═════ LISTED RECORDS

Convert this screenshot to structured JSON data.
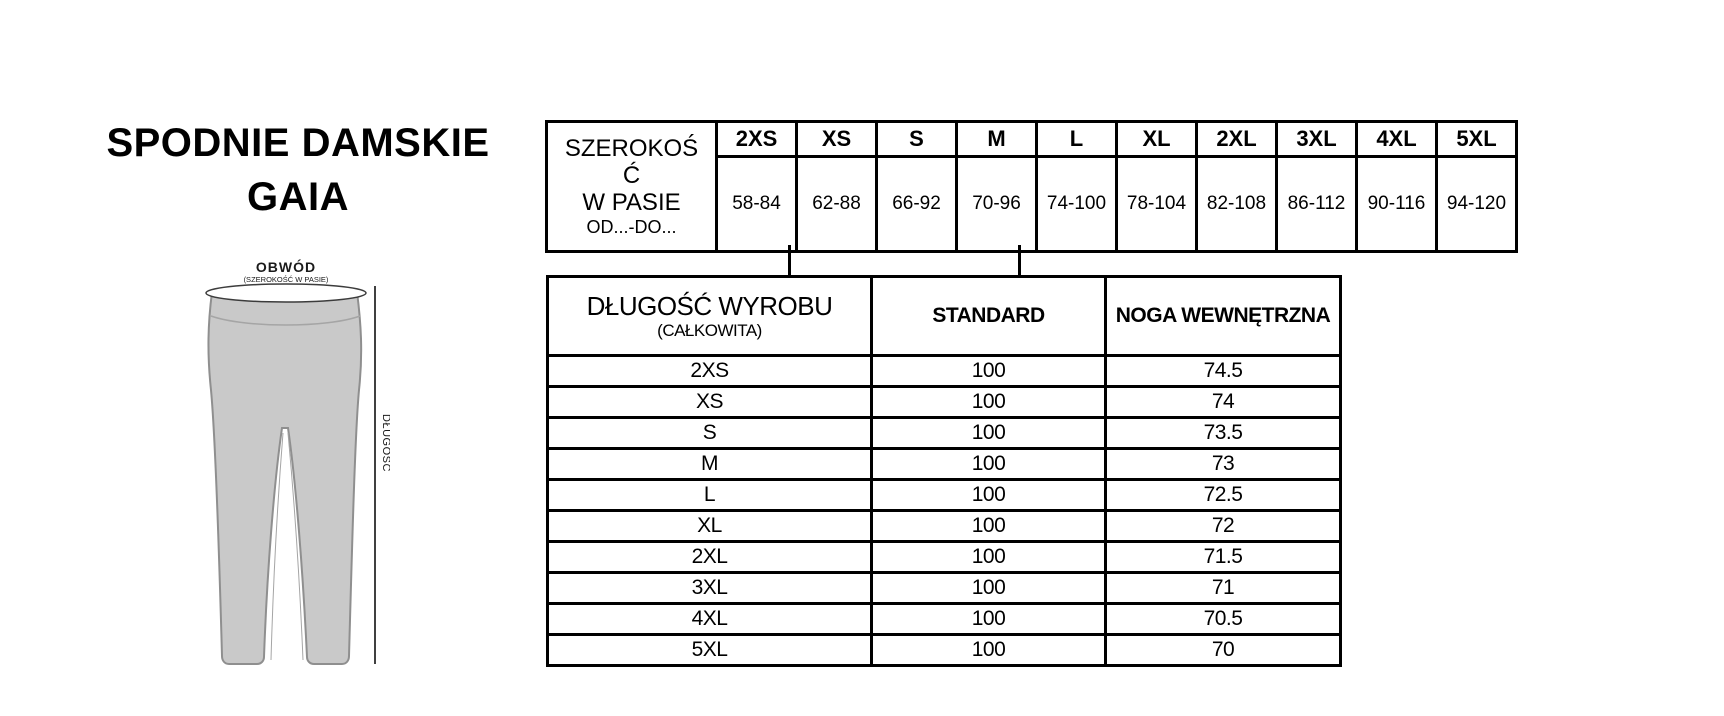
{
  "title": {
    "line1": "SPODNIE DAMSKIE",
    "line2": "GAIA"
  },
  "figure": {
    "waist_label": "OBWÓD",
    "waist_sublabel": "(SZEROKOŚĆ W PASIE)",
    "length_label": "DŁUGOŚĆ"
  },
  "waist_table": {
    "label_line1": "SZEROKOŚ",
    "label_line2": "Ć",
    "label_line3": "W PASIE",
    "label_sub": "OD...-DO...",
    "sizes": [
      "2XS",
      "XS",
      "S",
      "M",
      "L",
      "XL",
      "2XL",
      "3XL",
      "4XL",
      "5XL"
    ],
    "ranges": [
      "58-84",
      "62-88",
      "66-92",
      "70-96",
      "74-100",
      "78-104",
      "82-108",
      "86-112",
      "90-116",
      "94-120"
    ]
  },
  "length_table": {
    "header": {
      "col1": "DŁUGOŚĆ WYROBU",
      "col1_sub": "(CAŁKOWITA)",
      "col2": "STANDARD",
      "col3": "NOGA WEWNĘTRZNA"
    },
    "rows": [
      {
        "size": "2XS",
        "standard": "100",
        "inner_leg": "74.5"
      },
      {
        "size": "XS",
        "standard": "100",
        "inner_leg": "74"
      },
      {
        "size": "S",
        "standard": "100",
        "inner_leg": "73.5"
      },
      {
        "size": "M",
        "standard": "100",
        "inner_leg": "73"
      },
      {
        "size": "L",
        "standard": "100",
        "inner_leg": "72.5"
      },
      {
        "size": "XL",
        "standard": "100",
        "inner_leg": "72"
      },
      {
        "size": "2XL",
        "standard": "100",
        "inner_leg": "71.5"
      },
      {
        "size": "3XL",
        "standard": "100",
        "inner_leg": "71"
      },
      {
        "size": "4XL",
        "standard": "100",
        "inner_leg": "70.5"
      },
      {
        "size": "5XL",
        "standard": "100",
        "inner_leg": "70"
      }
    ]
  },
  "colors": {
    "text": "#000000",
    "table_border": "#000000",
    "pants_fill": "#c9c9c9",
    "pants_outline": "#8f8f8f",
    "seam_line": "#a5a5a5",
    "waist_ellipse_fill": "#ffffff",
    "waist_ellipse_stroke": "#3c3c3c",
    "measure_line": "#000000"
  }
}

══════════

◆ **AIM OF THE EXERCISE**
None of the pictures should appear; repeat the records exactly otherwise.

◆ **SOLUTION**
Convert this screenshot to structured JSON data.
{
  "title": {
    "line1": "SPODNIE DAMSKIE",
    "line2": "GAIA"
  },
  "figure": {
    "waist_label": "OBWÓD",
    "waist_sublabel": "(SZEROKOŚĆ W PASIE)",
    "length_label": "DŁUGOŚĆ"
  },
  "waist_table": {
    "label_line1": "SZEROKOŚ",
    "label_line2": "Ć",
    "label_line3": "W PASIE",
    "label_sub": "OD...-DO...",
    "sizes": [
      "2XS",
      "XS",
      "S",
      "M",
      "L",
      "XL",
      "2XL",
      "3XL",
      "4XL",
      "5XL"
    ],
    "ranges": [
      "58-84",
      "62-88",
      "66-92",
      "70-96",
      "74-100",
      "78-104",
      "82-108",
      "86-112",
      "90-116",
      "94-120"
    ]
  },
  "length_table": {
    "header": {
      "col1": "DŁUGOŚĆ WYROBU",
      "col1_sub": "(CAŁKOWITA)",
      "col2": "STANDARD",
      "col3": "NOGA WEWNĘTRZNA"
    },
    "rows": [
      {
        "size": "2XS",
        "standard": "100",
        "inner_leg": "74.5"
      },
      {
        "size": "XS",
        "standard": "100",
        "inner_leg": "74"
      },
      {
        "size": "S",
        "standard": "100",
        "inner_leg": "73.5"
      },
      {
        "size": "M",
        "standard": "100",
        "inner_leg": "73"
      },
      {
        "size": "L",
        "standard": "100",
        "inner_leg": "72.5"
      },
      {
        "size": "XL",
        "standard": "100",
        "inner_leg": "72"
      },
      {
        "size": "2XL",
        "standard": "100",
        "inner_leg": "71.5"
      },
      {
        "size": "3XL",
        "standard": "100",
        "inner_leg": "71"
      },
      {
        "size": "4XL",
        "standard": "100",
        "inner_leg": "70.5"
      },
      {
        "size": "5XL",
        "standard": "100",
        "inner_leg": "70"
      }
    ]
  },
  "colors": {
    "text": "#000000",
    "table_border": "#000000",
    "pants_fill": "#c9c9c9",
    "pants_outline": "#8f8f8f",
    "seam_line": "#a5a5a5",
    "waist_ellipse_fill": "#ffffff",
    "waist_ellipse_stroke": "#3c3c3c",
    "measure_line": "#000000"
  }
}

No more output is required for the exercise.